Take every line from the material that has the word "name" in it.

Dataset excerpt

┌────────

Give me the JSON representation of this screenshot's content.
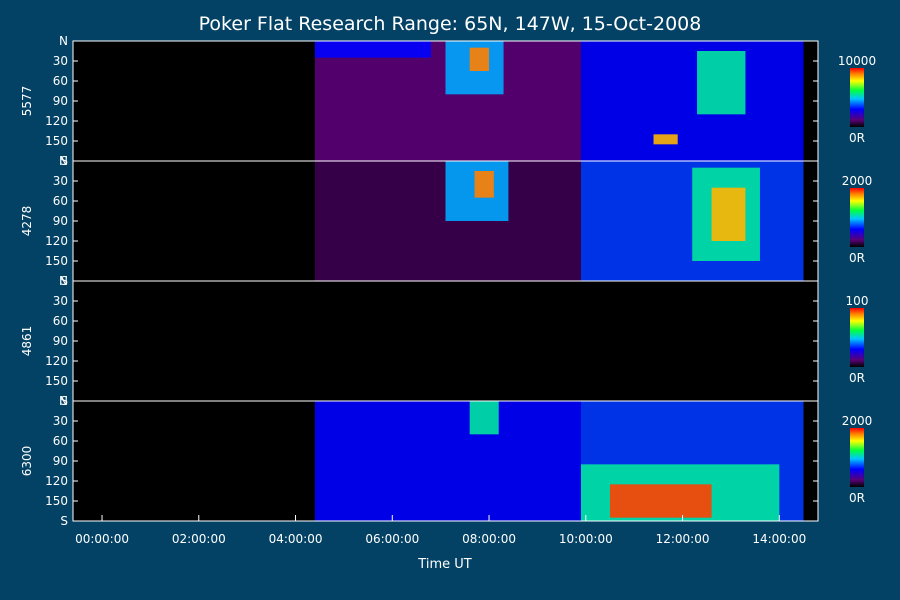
{
  "chart_data": {
    "type": "heatmap",
    "title": "Poker Flat Research Range: 65N, 147W, 15-Oct-2008",
    "xlabel": "Time UT",
    "x_tick_labels": [
      "00:00:00",
      "02:00:00",
      "04:00:00",
      "06:00:00",
      "08:00:00",
      "10:00:00",
      "12:00:00",
      "14:00:00"
    ],
    "x_tick_hours": [
      0,
      2,
      4,
      6,
      8,
      10,
      12,
      14
    ],
    "xlim_hours": [
      -0.6,
      14.8
    ],
    "data_start_hours": [
      4.4,
      4.4,
      4.4,
      4.4
    ],
    "y_tick_labels": [
      "N",
      "30",
      "60",
      "90",
      "120",
      "150",
      "S"
    ],
    "y_tick_values": [
      0,
      30,
      60,
      90,
      120,
      150,
      180
    ],
    "ylim": [
      0,
      180
    ],
    "panels": [
      {
        "name": "5577",
        "cbar_max": "10000",
        "cbar_min": "0R",
        "features": [
          {
            "t0": 4.4,
            "t1": 9.9,
            "y0": 0,
            "y1": 180,
            "level": 0.12
          },
          {
            "t0": 4.4,
            "t1": 6.8,
            "y0": 0,
            "y1": 25,
            "level": 0.3
          },
          {
            "t0": 7.1,
            "t1": 8.3,
            "y0": 0,
            "y1": 80,
            "level": 0.45
          },
          {
            "t0": 7.6,
            "t1": 8.0,
            "y0": 10,
            "y1": 45,
            "level": 0.9
          },
          {
            "t0": 9.9,
            "t1": 14.5,
            "y0": 0,
            "y1": 180,
            "level": 0.3
          },
          {
            "t0": 12.3,
            "t1": 13.3,
            "y0": 15,
            "y1": 110,
            "level": 0.55
          },
          {
            "t0": 11.4,
            "t1": 11.9,
            "y0": 140,
            "y1": 155,
            "level": 0.85
          }
        ]
      },
      {
        "name": "4278",
        "cbar_max": "2000",
        "cbar_min": "0R",
        "features": [
          {
            "t0": 4.4,
            "t1": 9.9,
            "y0": 0,
            "y1": 180,
            "level": 0.08
          },
          {
            "t0": 7.1,
            "t1": 8.4,
            "y0": 0,
            "y1": 90,
            "level": 0.45
          },
          {
            "t0": 7.7,
            "t1": 8.1,
            "y0": 15,
            "y1": 55,
            "level": 0.9
          },
          {
            "t0": 9.9,
            "t1": 14.5,
            "y0": 0,
            "y1": 180,
            "level": 0.35
          },
          {
            "t0": 12.2,
            "t1": 13.6,
            "y0": 10,
            "y1": 150,
            "level": 0.55
          },
          {
            "t0": 12.6,
            "t1": 13.3,
            "y0": 40,
            "y1": 120,
            "level": 0.85
          }
        ]
      },
      {
        "name": "4861",
        "cbar_max": "100",
        "cbar_min": "0R",
        "features": []
      },
      {
        "name": "6300",
        "cbar_max": "2000",
        "cbar_min": "0R",
        "features": [
          {
            "t0": 4.4,
            "t1": 9.9,
            "y0": 0,
            "y1": 180,
            "level": 0.3
          },
          {
            "t0": 7.6,
            "t1": 8.2,
            "y0": 0,
            "y1": 50,
            "level": 0.55
          },
          {
            "t0": 9.9,
            "t1": 14.5,
            "y0": 0,
            "y1": 180,
            "level": 0.35
          },
          {
            "t0": 9.9,
            "t1": 14.0,
            "y0": 95,
            "y1": 180,
            "level": 0.55
          },
          {
            "t0": 10.5,
            "t1": 12.6,
            "y0": 125,
            "y1": 175,
            "level": 0.95
          }
        ]
      }
    ]
  }
}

└────────

**Correct answer**
        "name": "5577",
        "name": "4278",
        "name": "4861",
        "name": "6300",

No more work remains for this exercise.